Task directions:
State the count of lines below in which the word "label" appears, and add nothing.

Dataset entries:
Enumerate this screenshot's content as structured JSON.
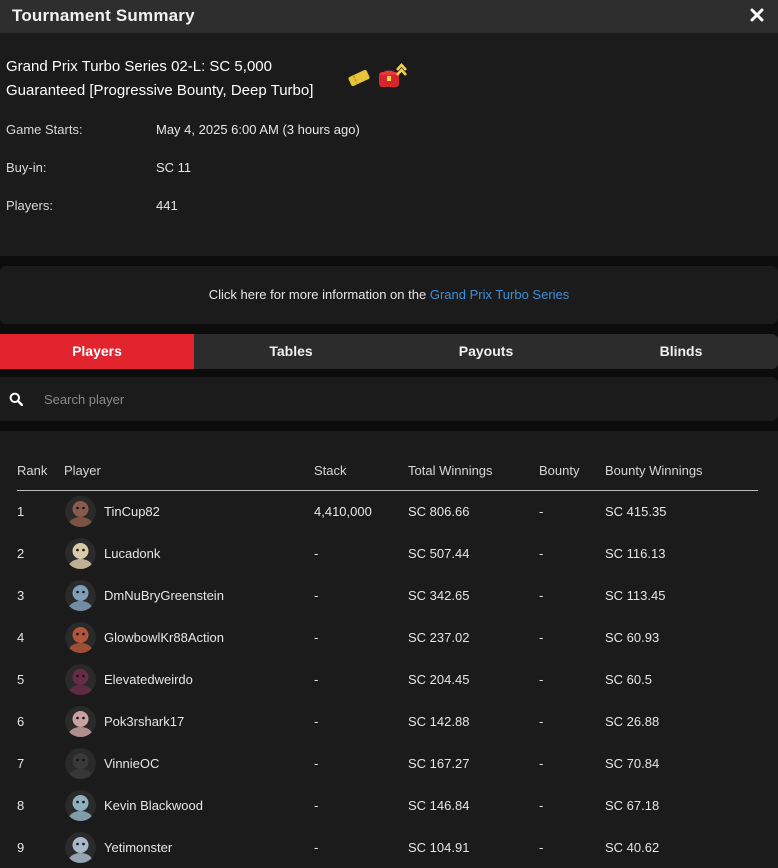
{
  "window": {
    "title": "Tournament Summary",
    "close_icon": "close-icon"
  },
  "tournament": {
    "name": "Grand Prix Turbo Series 02-L: SC 5,000 Guaranteed [Progressive Bounty, Deep Turbo]",
    "icons": [
      "ticket-icon",
      "bounty-chest-icon"
    ],
    "details": [
      {
        "label": "Game Starts:",
        "value": "May 4, 2025 6:00 AM (3 hours ago)"
      },
      {
        "label": "Buy-in:",
        "value": "SC 11"
      },
      {
        "label": "Players:",
        "value": "441"
      }
    ]
  },
  "more_info": {
    "prefix": "Click here for more information on the ",
    "link": "Grand Prix Turbo Series"
  },
  "tabs": [
    {
      "label": "Players",
      "active": true
    },
    {
      "label": "Tables",
      "active": false
    },
    {
      "label": "Payouts",
      "active": false
    },
    {
      "label": "Blinds",
      "active": false
    }
  ],
  "search": {
    "placeholder": "Search player",
    "icon": "search-icon"
  },
  "table": {
    "columns": [
      "Rank",
      "Player",
      "Stack",
      "Total Winnings",
      "Bounty",
      "Bounty Winnings"
    ],
    "rows": [
      {
        "rank": "1",
        "player": "TinCup82",
        "stack": "4,410,000",
        "total": "SC 806.66",
        "bounty": "-",
        "bounty_winnings": "SC 415.35",
        "avatar_color": "#8a5a4a"
      },
      {
        "rank": "2",
        "player": "Lucadonk",
        "stack": "-",
        "total": "SC 507.44",
        "bounty": "-",
        "bounty_winnings": "SC 116.13",
        "avatar_color": "#d8c9a8"
      },
      {
        "rank": "3",
        "player": "DmNuBryGreenstein",
        "stack": "-",
        "total": "SC 342.65",
        "bounty": "-",
        "bounty_winnings": "SC 113.45",
        "avatar_color": "#7f9fb8"
      },
      {
        "rank": "4",
        "player": "GlowbowlKr88Action",
        "stack": "-",
        "total": "SC 237.02",
        "bounty": "-",
        "bounty_winnings": "SC 60.93",
        "avatar_color": "#b2553a"
      },
      {
        "rank": "5",
        "player": "Elevatedweirdo",
        "stack": "-",
        "total": "SC 204.45",
        "bounty": "-",
        "bounty_winnings": "SC 60.5",
        "avatar_color": "#6a2a4a"
      },
      {
        "rank": "6",
        "player": "Pok3rshark17",
        "stack": "-",
        "total": "SC 142.88",
        "bounty": "-",
        "bounty_winnings": "SC 26.88",
        "avatar_color": "#c9a0a0"
      },
      {
        "rank": "7",
        "player": "VinnieOC",
        "stack": "-",
        "total": "SC 167.27",
        "bounty": "-",
        "bounty_winnings": "SC 70.84",
        "avatar_color": "#3a3a3a"
      },
      {
        "rank": "8",
        "player": "Kevin Blackwood",
        "stack": "-",
        "total": "SC 146.84",
        "bounty": "-",
        "bounty_winnings": "SC 67.18",
        "avatar_color": "#8fb0c0"
      },
      {
        "rank": "9",
        "player": "Yetimonster",
        "stack": "-",
        "total": "SC 104.91",
        "bounty": "-",
        "bounty_winnings": "SC 40.62",
        "avatar_color": "#a8b8c8"
      }
    ]
  }
}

Response to this exercise:
7